## SET PROBLEM
Below are the records; reproduce all of them exactly but without any images.

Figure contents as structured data
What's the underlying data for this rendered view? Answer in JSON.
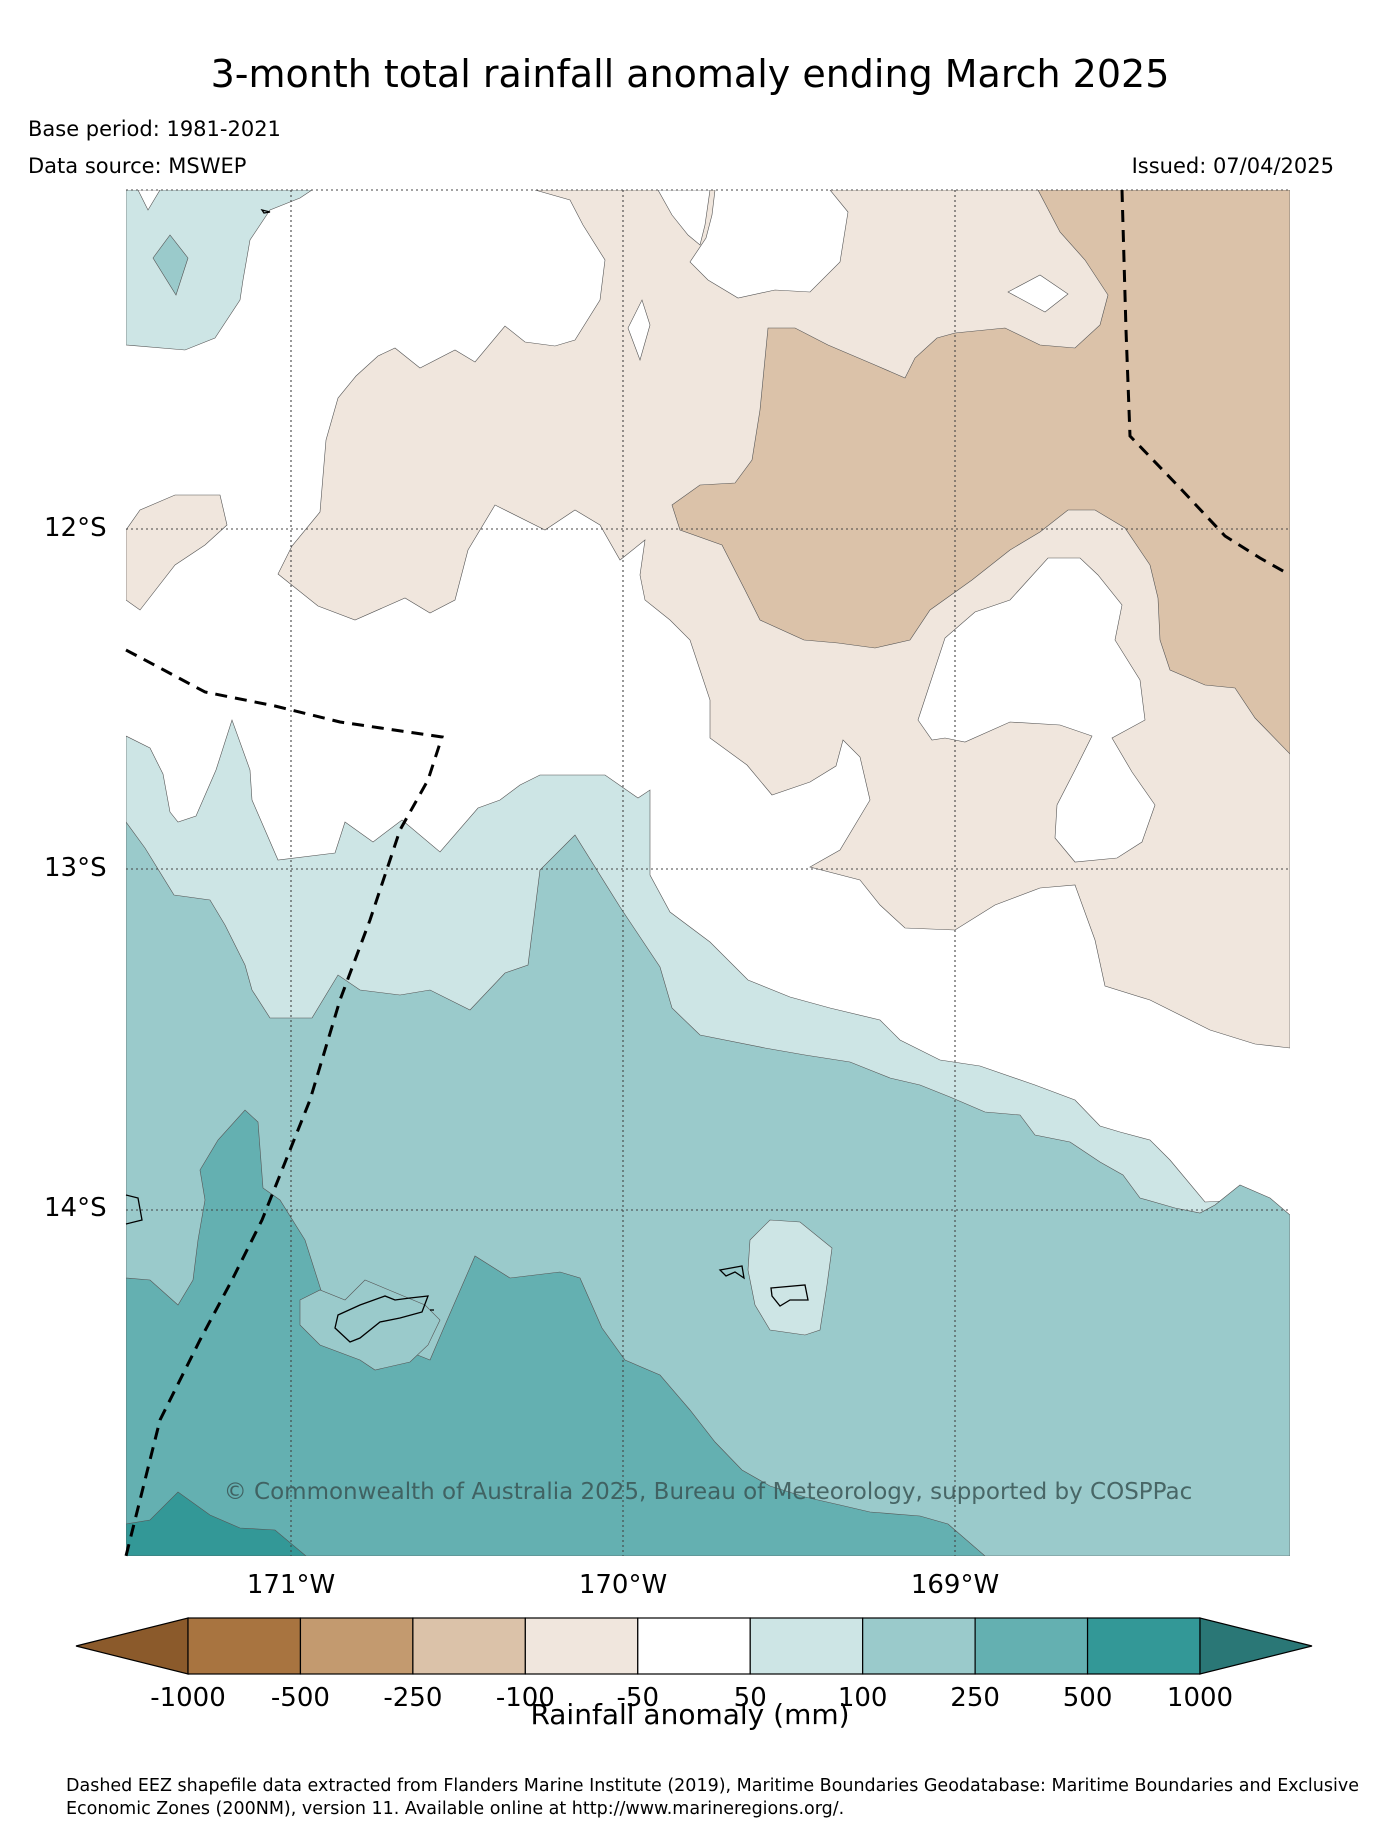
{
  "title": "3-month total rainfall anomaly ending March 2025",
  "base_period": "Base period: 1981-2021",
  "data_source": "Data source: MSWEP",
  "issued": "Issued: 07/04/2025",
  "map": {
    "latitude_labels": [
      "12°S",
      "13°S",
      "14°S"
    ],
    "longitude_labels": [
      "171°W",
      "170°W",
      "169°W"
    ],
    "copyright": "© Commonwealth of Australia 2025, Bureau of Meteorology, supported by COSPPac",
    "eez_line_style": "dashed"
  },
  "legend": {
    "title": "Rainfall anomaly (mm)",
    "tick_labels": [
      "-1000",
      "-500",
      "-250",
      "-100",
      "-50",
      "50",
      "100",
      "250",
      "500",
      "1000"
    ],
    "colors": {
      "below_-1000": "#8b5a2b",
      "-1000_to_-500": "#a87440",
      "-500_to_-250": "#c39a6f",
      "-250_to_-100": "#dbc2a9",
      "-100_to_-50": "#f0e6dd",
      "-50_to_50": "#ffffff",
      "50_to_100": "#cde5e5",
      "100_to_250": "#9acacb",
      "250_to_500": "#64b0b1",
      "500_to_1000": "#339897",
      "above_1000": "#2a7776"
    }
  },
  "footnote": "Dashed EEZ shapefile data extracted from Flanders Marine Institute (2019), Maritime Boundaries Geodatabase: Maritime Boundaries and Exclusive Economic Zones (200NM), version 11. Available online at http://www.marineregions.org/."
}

## THE OUTPUT
What's the underlying data for this rendered view? Answer in JSON.
{
  "title": "3-month total rainfall anomaly ending March 2025",
  "base_period": "Base period: 1981-2021",
  "data_source": "Data source: MSWEP",
  "issued": "Issued: 07/04/2025",
  "map": {
    "latitude_labels": [
      "12°S",
      "13°S",
      "14°S"
    ],
    "longitude_labels": [
      "171°W",
      "170°W",
      "169°W"
    ],
    "copyright": "© Commonwealth of Australia 2025, Bureau of Meteorology, supported by COSPPac",
    "eez_line_style": "dashed"
  },
  "legend": {
    "title": "Rainfall anomaly (mm)",
    "tick_labels": [
      "-1000",
      "-500",
      "-250",
      "-100",
      "-50",
      "50",
      "100",
      "250",
      "500",
      "1000"
    ],
    "colors": {
      "below_-1000": "#8b5a2b",
      "-1000_to_-500": "#a87440",
      "-500_to_-250": "#c39a6f",
      "-250_to_-100": "#dbc2a9",
      "-100_to_-50": "#f0e6dd",
      "-50_to_50": "#ffffff",
      "50_to_100": "#cde5e5",
      "100_to_250": "#9acacb",
      "250_to_500": "#64b0b1",
      "500_to_1000": "#339897",
      "above_1000": "#2a7776"
    }
  },
  "footnote": "Dashed EEZ shapefile data extracted from Flanders Marine Institute (2019), Maritime Boundaries Geodatabase: Maritime Boundaries and Exclusive Economic Zones (200NM), version 11. Available online at http://www.marineregions.org/."
}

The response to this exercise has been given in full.